Problem to work on ->
Identify every line in the records below that contains the word "PARKIETOWEJ", and copy each of those lines.

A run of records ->
>>>>>
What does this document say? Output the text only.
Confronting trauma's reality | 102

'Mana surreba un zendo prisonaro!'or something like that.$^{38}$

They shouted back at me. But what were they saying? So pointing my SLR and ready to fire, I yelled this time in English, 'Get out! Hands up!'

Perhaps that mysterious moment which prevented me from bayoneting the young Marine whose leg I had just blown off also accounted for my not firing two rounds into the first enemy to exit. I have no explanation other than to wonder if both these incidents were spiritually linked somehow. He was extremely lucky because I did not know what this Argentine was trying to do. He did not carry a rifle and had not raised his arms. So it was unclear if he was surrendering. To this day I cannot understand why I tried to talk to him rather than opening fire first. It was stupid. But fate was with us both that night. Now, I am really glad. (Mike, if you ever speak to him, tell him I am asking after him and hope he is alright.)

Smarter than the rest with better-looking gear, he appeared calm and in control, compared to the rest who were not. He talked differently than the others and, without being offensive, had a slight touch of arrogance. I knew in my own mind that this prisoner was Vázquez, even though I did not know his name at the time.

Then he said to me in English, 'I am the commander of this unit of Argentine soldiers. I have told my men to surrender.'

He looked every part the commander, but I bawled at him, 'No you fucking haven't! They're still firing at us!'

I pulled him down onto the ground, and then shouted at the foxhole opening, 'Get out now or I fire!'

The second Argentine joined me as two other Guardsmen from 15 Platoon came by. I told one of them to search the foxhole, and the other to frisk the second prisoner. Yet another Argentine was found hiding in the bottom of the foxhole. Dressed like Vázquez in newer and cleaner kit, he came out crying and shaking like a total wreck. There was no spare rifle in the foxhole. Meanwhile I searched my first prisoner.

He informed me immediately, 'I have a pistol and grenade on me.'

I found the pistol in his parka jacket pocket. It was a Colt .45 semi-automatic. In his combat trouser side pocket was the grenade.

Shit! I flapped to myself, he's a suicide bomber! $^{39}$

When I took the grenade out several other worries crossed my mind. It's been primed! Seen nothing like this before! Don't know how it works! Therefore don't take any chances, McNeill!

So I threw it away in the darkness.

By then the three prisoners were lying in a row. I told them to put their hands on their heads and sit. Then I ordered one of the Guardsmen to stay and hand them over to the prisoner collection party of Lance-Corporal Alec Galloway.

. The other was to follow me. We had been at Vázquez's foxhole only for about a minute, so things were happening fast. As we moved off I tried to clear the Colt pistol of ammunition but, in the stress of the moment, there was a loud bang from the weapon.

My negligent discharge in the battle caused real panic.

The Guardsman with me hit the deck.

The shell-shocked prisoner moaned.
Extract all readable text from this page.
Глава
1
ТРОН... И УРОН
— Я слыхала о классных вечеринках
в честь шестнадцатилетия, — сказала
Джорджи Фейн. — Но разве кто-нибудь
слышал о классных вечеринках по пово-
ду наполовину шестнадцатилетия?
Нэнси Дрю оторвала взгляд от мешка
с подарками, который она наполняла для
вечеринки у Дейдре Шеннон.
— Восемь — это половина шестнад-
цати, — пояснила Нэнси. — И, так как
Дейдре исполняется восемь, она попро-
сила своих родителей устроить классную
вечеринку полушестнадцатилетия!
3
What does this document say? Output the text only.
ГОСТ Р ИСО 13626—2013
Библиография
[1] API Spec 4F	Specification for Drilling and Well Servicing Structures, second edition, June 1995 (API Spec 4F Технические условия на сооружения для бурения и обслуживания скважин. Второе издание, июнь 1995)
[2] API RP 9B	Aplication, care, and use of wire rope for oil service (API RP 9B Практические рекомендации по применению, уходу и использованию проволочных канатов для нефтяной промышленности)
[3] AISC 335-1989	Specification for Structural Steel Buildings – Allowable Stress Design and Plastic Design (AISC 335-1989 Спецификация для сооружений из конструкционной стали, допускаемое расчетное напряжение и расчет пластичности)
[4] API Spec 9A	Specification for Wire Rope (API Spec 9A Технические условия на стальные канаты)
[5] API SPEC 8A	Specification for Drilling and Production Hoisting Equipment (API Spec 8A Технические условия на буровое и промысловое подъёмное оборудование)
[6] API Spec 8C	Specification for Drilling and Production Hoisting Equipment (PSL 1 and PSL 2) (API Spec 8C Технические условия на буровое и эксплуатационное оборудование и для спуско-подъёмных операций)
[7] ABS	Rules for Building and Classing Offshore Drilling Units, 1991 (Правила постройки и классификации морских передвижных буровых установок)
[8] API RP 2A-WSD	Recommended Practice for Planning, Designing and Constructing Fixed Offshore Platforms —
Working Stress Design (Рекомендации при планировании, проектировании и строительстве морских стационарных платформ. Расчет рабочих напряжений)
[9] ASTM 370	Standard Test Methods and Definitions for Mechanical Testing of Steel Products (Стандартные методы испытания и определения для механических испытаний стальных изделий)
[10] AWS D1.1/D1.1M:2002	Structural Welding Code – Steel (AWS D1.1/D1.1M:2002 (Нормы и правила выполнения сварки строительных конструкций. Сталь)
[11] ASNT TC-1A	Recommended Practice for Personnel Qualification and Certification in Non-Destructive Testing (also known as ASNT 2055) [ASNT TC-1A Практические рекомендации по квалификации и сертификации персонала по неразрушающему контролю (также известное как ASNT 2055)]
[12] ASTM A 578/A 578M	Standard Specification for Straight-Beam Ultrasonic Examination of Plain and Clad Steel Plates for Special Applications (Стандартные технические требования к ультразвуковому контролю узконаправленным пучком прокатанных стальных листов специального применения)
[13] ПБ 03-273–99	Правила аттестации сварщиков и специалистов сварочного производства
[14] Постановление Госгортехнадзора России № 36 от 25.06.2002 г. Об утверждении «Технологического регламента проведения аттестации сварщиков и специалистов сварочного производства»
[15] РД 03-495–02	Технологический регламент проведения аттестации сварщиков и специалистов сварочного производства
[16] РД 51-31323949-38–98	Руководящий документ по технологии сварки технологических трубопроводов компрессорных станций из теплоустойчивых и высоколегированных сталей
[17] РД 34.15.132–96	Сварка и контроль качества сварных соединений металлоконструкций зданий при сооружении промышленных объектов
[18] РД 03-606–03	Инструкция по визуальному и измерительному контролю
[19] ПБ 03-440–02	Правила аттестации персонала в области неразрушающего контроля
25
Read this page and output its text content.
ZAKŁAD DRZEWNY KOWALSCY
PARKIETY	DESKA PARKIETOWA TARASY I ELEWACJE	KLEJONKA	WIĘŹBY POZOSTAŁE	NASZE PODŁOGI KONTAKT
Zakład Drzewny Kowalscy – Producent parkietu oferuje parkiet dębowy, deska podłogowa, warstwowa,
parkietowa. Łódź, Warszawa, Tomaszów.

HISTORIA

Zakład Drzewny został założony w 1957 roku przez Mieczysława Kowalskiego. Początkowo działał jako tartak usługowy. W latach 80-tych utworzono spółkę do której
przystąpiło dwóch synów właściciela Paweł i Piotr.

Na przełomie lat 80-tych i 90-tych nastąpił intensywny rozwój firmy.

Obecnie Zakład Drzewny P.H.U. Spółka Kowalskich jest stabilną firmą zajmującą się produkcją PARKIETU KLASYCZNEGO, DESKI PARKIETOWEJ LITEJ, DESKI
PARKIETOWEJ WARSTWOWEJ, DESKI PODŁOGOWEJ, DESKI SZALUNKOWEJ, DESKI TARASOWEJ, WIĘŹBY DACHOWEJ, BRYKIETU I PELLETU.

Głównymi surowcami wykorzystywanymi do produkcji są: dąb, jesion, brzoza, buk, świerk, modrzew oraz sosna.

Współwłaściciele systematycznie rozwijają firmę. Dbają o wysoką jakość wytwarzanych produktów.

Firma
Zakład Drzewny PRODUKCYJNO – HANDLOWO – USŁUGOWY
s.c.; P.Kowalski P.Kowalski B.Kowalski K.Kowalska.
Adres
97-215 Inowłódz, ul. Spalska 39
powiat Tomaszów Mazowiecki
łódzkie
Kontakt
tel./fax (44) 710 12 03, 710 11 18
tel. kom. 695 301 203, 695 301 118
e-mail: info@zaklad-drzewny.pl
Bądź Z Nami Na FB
<<<<<
Task response ->
Obecnie Zakład Drzewny P.H.U. Spółka Kowalskich jest stabilną firmą zajmującą się produkcją PARKIETU KLASYCZNEGO, DESKI PARKIETOWEJ LITEJ, DESKI
PARKIETOWEJ WARSTWOWEJ, DESKI PODŁOGOWEJ, DESKI SZALUNKOWEJ, DESKI TARASOWEJ, WIĘŹBY DACHOWEJ, BRYKIETU I PELLETU.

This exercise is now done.